======== Exercise materials ========
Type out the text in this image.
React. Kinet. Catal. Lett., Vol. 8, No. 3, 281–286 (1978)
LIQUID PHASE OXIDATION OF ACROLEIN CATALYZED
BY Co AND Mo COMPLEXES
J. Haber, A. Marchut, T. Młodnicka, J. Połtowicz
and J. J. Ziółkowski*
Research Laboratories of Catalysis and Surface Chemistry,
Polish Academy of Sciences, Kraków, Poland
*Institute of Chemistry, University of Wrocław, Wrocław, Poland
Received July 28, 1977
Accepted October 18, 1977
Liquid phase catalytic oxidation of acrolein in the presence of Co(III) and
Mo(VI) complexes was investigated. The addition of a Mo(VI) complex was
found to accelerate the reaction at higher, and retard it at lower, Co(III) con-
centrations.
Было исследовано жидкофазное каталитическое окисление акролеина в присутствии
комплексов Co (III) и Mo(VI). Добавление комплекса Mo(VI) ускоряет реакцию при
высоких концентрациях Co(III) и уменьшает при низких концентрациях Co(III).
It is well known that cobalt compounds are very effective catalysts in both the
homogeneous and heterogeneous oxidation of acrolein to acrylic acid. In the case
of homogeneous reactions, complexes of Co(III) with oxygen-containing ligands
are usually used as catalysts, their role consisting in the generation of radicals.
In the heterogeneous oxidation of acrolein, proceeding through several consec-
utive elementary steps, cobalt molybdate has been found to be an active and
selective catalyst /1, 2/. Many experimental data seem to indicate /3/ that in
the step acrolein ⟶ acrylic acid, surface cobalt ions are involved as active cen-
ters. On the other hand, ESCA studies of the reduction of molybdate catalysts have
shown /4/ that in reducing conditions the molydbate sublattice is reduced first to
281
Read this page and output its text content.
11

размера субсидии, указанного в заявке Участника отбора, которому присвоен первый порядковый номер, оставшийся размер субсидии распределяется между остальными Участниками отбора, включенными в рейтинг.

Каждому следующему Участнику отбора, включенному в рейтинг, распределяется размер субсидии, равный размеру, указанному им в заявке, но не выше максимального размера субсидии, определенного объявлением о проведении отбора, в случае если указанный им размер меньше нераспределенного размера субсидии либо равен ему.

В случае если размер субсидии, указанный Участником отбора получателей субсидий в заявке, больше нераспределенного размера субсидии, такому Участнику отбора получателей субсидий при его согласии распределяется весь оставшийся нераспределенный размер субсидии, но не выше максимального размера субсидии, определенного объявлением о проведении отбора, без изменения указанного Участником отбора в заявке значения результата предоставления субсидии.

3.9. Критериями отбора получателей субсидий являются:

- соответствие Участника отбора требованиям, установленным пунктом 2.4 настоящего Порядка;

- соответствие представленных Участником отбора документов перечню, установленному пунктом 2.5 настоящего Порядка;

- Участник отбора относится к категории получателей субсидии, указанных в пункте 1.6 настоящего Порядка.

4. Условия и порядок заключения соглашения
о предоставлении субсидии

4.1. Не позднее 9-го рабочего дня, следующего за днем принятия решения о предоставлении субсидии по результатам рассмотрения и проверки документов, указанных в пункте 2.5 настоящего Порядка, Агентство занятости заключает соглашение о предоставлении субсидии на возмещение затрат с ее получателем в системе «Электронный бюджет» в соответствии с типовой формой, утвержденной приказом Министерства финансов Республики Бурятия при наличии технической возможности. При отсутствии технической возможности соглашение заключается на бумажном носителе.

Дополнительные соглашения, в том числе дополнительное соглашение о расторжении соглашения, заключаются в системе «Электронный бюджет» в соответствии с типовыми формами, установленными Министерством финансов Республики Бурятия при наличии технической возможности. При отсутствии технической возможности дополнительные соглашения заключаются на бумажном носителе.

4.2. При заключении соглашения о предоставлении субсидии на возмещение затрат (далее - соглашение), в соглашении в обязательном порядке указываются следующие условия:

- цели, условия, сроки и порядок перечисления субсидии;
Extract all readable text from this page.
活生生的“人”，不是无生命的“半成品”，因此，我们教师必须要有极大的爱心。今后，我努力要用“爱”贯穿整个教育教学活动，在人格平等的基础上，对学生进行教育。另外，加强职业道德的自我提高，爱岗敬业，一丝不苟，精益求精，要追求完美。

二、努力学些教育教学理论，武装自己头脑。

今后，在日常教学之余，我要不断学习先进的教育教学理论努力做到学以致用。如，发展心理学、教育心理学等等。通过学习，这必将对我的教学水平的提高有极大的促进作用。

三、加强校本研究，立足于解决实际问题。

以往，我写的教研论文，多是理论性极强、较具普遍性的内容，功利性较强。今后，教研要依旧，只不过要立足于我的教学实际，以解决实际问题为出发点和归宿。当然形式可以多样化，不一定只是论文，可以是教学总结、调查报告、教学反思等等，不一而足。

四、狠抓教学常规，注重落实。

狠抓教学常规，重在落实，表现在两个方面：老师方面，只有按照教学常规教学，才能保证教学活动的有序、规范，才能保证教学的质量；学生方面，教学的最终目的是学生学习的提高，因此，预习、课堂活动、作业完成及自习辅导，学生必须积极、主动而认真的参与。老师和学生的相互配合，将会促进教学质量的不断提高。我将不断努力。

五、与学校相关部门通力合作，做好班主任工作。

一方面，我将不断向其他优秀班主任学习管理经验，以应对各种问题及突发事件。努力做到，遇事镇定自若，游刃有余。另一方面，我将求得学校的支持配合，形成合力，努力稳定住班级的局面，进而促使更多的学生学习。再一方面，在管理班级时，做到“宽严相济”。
========
• The request: The records above are to be copied in full, exactly as written.

• Task solution:
Type out the text in this image.
React. Kinet. Catal. Lett., Vol. 8, No. 3, 281–286 (1978)
LIQUID PHASE OXIDATION OF ACROLEIN CATALYZED
BY Co AND Mo COMPLEXES
J. Haber, A. Marchut, T. Młodnicka, J. Połtowicz
and J. J. Ziółkowski*
Research Laboratories of Catalysis and Surface Chemistry,
Polish Academy of Sciences, Kraków, Poland
*Institute of Chemistry, University of Wrocław, Wrocław, Poland
Received July 28, 1977
Accepted October 18, 1977
Liquid phase catalytic oxidation of acrolein in the presence of Co(III) and
Mo(VI) complexes was investigated. The addition of a Mo(VI) complex was
found to accelerate the reaction at higher, and retard it at lower, Co(III) con-
centrations.
Было исследовано жидкофазное каталитическое окисление акролеина в присутствии
комплексов Co (III) и Mo(VI). Добавление комплекса Mo(VI) ускоряет реакцию при
высоких концентрациях Co(III) и уменьшает при низких концентрациях Co(III).
It is well known that cobalt compounds are very effective catalysts in both the
homogeneous and heterogeneous oxidation of acrolein to acrylic acid. In the case
of homogeneous reactions, complexes of Co(III) with oxygen-containing ligands
are usually used as catalysts, their role consisting in the generation of radicals.
In the heterogeneous oxidation of acrolein, proceeding through several consec-
utive elementary steps, cobalt molybdate has been found to be an active and
selective catalyst /1, 2/. Many experimental data seem to indicate /3/ that in
the step acrolein ⟶ acrylic acid, surface cobalt ions are involved as active cen-
ters. On the other hand, ESCA studies of the reduction of molybdate catalysts have
shown /4/ that in reducing conditions the molydbate sublattice is reduced first to
281
Read this page and output its text content.
11

размера субсидии, указанного в заявке Участника отбора, которому присвоен первый порядковый номер, оставшийся размер субсидии распределяется между остальными Участниками отбора, включенными в рейтинг.

Каждому следующему Участнику отбора, включенному в рейтинг, распределяется размер субсидии, равный размеру, указанному им в заявке, но не выше максимального размера субсидии, определенного объявлением о проведении отбора, в случае если указанный им размер меньше нераспределенного размера субсидии либо равен ему.

В случае если размер субсидии, указанный Участником отбора получателей субсидий в заявке, больше нераспределенного размера субсидии, такому Участнику отбора получателей субсидий при его согласии распределяется весь оставшийся нераспределенный размер субсидии, но не выше максимального размера субсидии, определенного объявлением о проведении отбора, без изменения указанного Участником отбора в заявке значения результата предоставления субсидии.

3.9. Критериями отбора получателей субсидий являются:

- соответствие Участника отбора требованиям, установленным пунктом 2.4 настоящего Порядка;

- соответствие представленных Участником отбора документов перечню, установленному пунктом 2.5 настоящего Порядка;

- Участник отбора относится к категории получателей субсидии, указанных в пункте 1.6 настоящего Порядка.

4. Условия и порядок заключения соглашения
о предоставлении субсидии

4.1. Не позднее 9-го рабочего дня, следующего за днем принятия решения о предоставлении субсидии по результатам рассмотрения и проверки документов, указанных в пункте 2.5 настоящего Порядка, Агентство занятости заключает соглашение о предоставлении субсидии на возмещение затрат с ее получателем в системе «Электронный бюджет» в соответствии с типовой формой, утвержденной приказом Министерства финансов Республики Бурятия при наличии технической возможности. При отсутствии технической возможности соглашение заключается на бумажном носителе.

Дополнительные соглашения, в том числе дополнительное соглашение о расторжении соглашения, заключаются в системе «Электронный бюджет» в соответствии с типовыми формами, установленными Министерством финансов Республики Бурятия при наличии технической возможности. При отсутствии технической возможности дополнительные соглашения заключаются на бумажном носителе.

4.2. При заключении соглашения о предоставлении субсидии на возмещение затрат (далее - соглашение), в соглашении в обязательном порядке указываются следующие условия:

- цели, условия, сроки и порядок перечисления субсидии;
Extract all readable text from this page.
活生生的“人”，不是无生命的“半成品”，因此，我们教师必须要有极大的爱心。今后，我努力要用“爱”贯穿整个教育教学活动，在人格平等的基础上，对学生进行教育。另外，加强职业道德的自我提高，爱岗敬业，一丝不苟，精益求精，要追求完美。

二、努力学些教育教学理论，武装自己头脑。

今后，在日常教学之余，我要不断学习先进的教育教学理论努力做到学以致用。如，发展心理学、教育心理学等等。通过学习，这必将对我的教学水平的提高有极大的促进作用。

三、加强校本研究，立足于解决实际问题。

以往，我写的教研论文，多是理论性极强、较具普遍性的内容，功利性较强。今后，教研要依旧，只不过要立足于我的教学实际，以解决实际问题为出发点和归宿。当然形式可以多样化，不一定只是论文，可以是教学总结、调查报告、教学反思等等，不一而足。

四、狠抓教学常规，注重落实。

狠抓教学常规，重在落实，表现在两个方面：老师方面，只有按照教学常规教学，才能保证教学活动的有序、规范，才能保证教学的质量；学生方面，教学的最终目的是学生学习的提高，因此，预习、课堂活动、作业完成及自习辅导，学生必须积极、主动而认真的参与。老师和学生的相互配合，将会促进教学质量的不断提高。我将不断努力。

五、与学校相关部门通力合作，做好班主任工作。

一方面，我将不断向其他优秀班主任学习管理经验，以应对各种问题及突发事件。努力做到，遇事镇定自若，游刃有余。另一方面，我将求得学校的支持配合，形成合力，努力稳定住班级的局面，进而促使更多的学生学习。再一方面，在管理班级时，做到“宽严相济”。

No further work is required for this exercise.